**Set tasks**
A – Answer these questions using the court opinion:
(i) Which judge presided in the District Court, Oklahoma County?
(ii) Who represented the appellant?
(iii) On what date did the jury find the defendant guilty?
B – Write the next part of the court opinion on the robbery appeal, starting after its last sentence.

── Document extract

An appeal from the District Court, Oklahoma County; Dick S. Jones, Judge.

Billy M. Walker, appellant, was convicted of the offense of Robbery With Firearms; was sentenced to one hundred (100) years' imprisonment, and appeals. AFFIRMED.

Robert A. Ravitz, Asst. Public Defender, Oklahoma County, for appellant.

Jan Eric Cartwright, Atty. Gen., David W. Lee, Asst. Atty. Gen., for appellee.

OPINION

BUSSEY, Judge:

¶1 The appellant, Billy M. Walker, hereinafter referred to as defendant, was charged with the crime of Robbery With Firearms, in violation of 21 O.S.Supp. 1973 § 801 [21-801], in the District Court, Oklahoma County, Case No. CRF-74-3816. The jury found the defendant guilty on February 12, 1975, and he was thereafter sentenced to serve a term of one hundred (100) years in the custody of the State Department of Corrections. The defendant filed an application for post conviction relief on October 12, 1977. In response thereto, the District Attorney of Oklahoma County confessed the application [608 P.2d 1157] because the defendant had not had an opportunity to perfect a direct appeal to this Court. On May 24, 1978, this Court granted a writ of mandamus and ordered the District Court of Oklahoma County to appoint the public defender's office to represent the defendant in his appeal. This appointment was duly made by the District Court, and from the said judgment and sentence, the defendant has perfected what we deem a timely appeal.

────
── Data extract

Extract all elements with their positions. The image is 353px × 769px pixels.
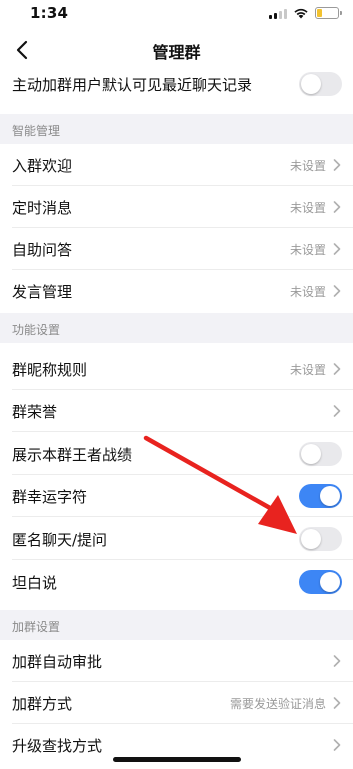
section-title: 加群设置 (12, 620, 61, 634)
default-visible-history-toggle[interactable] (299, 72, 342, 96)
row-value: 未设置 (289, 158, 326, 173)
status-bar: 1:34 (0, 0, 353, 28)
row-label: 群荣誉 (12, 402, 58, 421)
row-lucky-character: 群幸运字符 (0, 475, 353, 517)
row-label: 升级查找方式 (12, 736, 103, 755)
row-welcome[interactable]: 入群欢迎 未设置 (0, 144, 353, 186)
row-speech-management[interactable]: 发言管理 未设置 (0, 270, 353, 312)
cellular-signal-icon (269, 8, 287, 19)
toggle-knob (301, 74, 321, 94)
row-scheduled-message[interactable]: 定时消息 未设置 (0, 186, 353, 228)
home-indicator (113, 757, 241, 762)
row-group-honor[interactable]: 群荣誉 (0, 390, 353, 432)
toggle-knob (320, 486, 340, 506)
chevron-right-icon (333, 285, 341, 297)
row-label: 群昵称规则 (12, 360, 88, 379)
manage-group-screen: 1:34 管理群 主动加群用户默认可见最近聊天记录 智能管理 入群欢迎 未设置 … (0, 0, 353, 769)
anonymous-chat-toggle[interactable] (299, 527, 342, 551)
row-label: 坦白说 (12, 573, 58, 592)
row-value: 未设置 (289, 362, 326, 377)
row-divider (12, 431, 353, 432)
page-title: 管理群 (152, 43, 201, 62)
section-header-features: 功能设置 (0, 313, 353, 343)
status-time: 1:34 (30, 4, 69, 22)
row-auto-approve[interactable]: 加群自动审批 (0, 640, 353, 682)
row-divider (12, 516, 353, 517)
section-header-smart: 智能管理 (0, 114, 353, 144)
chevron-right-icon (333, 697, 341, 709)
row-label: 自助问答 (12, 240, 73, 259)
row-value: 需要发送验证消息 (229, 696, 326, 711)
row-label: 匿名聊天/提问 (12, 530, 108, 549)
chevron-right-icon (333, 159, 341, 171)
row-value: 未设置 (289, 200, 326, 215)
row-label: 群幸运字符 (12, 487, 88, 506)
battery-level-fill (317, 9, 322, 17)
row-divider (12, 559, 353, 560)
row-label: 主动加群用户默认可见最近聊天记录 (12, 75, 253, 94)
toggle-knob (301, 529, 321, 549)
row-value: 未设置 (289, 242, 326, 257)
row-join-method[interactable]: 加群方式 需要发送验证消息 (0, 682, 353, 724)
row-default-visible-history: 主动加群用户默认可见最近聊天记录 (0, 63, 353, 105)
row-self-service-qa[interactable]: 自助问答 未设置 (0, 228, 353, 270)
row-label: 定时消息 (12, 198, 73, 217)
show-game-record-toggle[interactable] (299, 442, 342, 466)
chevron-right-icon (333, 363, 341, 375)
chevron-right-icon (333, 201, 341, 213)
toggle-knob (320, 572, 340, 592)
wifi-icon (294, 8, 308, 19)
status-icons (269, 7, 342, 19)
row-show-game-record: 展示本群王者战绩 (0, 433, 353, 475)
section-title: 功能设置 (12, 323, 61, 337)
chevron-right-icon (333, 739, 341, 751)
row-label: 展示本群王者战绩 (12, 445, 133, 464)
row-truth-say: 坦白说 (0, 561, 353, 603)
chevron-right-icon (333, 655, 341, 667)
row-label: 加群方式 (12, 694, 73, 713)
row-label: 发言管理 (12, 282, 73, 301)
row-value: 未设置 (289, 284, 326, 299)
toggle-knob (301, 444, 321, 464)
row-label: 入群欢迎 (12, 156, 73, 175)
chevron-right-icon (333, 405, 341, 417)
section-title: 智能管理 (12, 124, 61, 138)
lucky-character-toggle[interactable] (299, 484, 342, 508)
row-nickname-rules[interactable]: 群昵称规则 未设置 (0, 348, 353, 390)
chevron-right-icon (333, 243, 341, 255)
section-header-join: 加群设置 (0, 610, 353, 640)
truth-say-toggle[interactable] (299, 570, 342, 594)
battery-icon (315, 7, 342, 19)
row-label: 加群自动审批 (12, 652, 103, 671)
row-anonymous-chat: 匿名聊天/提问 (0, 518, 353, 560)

────

**Answers by task**
A –
(i) Dick S. Jones
(ii) Robert A. Ravitz, Asst. Public Defender, Oklahoma County
(iii) February 12, 1975

B –
¶2 The defendant asserts in his sole assignment of error that the trial court, over defense objection, permitted the State to introduce evidence of other crimes separate and distinct from the crime for which he was being tried. The State argues that the defendant did not object to this evidence and, thereby, waived any error. We note that the District Attorney in his opening statement, made reference to certain acts of the defendant which occurred subsequent to the armed robbery. The defendant's attorney objected on two occasions on the ground that the statements referred to other crimes. The trial court overruled the objections, stating that such evidence would be admitted as a part of the res gestae.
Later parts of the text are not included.